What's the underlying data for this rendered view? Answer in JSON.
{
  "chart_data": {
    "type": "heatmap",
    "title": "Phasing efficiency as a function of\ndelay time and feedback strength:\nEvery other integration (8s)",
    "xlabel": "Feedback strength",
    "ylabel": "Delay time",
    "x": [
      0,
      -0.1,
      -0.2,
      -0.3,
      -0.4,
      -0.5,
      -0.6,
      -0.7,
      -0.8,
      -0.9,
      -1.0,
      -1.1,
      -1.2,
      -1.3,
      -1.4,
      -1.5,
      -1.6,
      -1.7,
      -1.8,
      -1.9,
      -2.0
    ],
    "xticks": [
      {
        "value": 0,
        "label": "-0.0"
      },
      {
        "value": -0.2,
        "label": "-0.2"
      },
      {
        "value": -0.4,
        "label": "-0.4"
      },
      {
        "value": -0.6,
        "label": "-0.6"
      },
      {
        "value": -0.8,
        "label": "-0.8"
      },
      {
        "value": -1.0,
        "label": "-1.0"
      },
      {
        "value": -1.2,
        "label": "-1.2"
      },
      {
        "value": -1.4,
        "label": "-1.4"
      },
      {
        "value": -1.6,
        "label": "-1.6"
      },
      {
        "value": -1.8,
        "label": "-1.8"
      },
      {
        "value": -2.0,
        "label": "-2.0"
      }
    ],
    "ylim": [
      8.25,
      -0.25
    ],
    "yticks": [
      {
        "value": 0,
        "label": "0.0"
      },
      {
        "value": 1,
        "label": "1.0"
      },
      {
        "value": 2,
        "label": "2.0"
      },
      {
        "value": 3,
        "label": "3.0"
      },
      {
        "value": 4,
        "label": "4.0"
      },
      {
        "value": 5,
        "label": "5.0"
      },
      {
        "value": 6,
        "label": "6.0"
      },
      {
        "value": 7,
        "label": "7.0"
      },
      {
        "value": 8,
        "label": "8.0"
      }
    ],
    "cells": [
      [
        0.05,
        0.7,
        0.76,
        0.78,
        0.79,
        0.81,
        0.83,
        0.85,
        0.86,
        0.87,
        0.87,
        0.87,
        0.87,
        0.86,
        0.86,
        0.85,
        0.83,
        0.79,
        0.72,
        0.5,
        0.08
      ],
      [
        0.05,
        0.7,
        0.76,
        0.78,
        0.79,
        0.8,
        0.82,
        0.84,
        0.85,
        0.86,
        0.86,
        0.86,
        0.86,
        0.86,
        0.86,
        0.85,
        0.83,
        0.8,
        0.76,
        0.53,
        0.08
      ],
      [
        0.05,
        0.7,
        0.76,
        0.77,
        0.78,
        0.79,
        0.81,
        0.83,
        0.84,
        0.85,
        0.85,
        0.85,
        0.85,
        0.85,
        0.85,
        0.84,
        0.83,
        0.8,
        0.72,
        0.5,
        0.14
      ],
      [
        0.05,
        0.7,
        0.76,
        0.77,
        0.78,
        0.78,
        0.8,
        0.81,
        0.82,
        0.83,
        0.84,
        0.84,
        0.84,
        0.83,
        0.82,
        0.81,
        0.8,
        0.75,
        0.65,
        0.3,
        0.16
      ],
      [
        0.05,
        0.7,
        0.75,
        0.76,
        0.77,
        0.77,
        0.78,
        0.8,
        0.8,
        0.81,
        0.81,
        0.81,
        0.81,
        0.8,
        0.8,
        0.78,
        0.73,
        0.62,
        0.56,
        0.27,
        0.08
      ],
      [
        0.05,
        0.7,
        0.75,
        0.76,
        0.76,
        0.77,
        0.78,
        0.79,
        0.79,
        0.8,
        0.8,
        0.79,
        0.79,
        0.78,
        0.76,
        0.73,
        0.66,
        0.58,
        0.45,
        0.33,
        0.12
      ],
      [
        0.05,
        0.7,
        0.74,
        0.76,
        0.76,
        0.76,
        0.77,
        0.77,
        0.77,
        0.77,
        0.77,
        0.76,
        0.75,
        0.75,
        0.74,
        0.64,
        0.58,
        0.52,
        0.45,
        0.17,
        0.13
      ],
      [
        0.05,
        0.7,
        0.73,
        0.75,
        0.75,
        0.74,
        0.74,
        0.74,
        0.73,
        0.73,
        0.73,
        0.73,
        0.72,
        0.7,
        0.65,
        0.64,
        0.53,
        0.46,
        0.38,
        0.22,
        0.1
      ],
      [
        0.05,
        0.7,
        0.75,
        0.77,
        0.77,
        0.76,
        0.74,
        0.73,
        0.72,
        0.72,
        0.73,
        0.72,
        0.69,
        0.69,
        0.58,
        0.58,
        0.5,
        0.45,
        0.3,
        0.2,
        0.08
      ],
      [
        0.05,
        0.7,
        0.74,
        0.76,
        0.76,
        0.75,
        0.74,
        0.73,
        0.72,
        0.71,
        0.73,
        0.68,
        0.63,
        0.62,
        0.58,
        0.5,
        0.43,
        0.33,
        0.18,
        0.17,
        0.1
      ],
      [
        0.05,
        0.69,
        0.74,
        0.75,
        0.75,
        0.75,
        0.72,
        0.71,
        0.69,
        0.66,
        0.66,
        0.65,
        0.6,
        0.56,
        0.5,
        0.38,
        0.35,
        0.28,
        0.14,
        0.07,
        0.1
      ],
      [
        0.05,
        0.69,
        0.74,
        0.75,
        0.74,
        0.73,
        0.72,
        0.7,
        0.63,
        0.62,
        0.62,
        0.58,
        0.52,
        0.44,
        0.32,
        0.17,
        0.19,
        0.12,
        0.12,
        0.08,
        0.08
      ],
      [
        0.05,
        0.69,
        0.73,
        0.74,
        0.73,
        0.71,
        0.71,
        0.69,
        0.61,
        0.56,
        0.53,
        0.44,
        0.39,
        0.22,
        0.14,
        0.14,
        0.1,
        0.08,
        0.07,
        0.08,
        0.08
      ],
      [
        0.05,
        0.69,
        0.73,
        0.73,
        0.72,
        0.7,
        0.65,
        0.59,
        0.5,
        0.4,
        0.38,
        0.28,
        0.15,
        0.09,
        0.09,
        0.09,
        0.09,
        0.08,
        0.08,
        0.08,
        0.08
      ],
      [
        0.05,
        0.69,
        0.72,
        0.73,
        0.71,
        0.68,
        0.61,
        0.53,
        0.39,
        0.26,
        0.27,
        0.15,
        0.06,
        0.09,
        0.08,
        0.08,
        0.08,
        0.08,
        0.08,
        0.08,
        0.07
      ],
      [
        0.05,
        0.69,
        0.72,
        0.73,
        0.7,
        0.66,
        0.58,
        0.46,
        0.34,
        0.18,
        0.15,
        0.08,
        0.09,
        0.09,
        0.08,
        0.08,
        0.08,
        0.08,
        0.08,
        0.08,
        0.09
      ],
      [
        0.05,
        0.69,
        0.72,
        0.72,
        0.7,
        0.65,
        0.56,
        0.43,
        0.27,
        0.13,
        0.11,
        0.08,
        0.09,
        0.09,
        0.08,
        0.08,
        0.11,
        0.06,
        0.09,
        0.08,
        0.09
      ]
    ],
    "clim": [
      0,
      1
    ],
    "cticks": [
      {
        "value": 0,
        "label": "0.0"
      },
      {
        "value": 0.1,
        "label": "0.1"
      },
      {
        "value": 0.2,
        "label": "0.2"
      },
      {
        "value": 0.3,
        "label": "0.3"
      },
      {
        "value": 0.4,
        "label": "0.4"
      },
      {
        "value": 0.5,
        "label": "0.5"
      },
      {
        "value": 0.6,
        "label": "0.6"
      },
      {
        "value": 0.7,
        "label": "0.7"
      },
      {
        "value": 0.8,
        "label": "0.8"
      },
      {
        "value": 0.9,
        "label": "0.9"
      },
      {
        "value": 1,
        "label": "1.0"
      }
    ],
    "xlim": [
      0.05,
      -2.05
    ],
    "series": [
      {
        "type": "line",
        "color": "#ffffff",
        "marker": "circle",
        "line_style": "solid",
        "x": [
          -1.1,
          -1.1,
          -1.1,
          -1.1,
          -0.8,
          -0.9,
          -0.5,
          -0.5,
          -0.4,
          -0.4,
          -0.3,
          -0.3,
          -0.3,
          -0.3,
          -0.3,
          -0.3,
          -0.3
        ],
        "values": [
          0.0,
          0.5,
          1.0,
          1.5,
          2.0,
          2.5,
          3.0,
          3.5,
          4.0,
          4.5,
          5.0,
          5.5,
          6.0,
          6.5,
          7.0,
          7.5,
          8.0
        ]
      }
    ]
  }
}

→ **TASK DESCRIPTION**
Determine how many lines contain the word "time" and reply with that number alone.

→ **COMPLETE RESPONSE**
2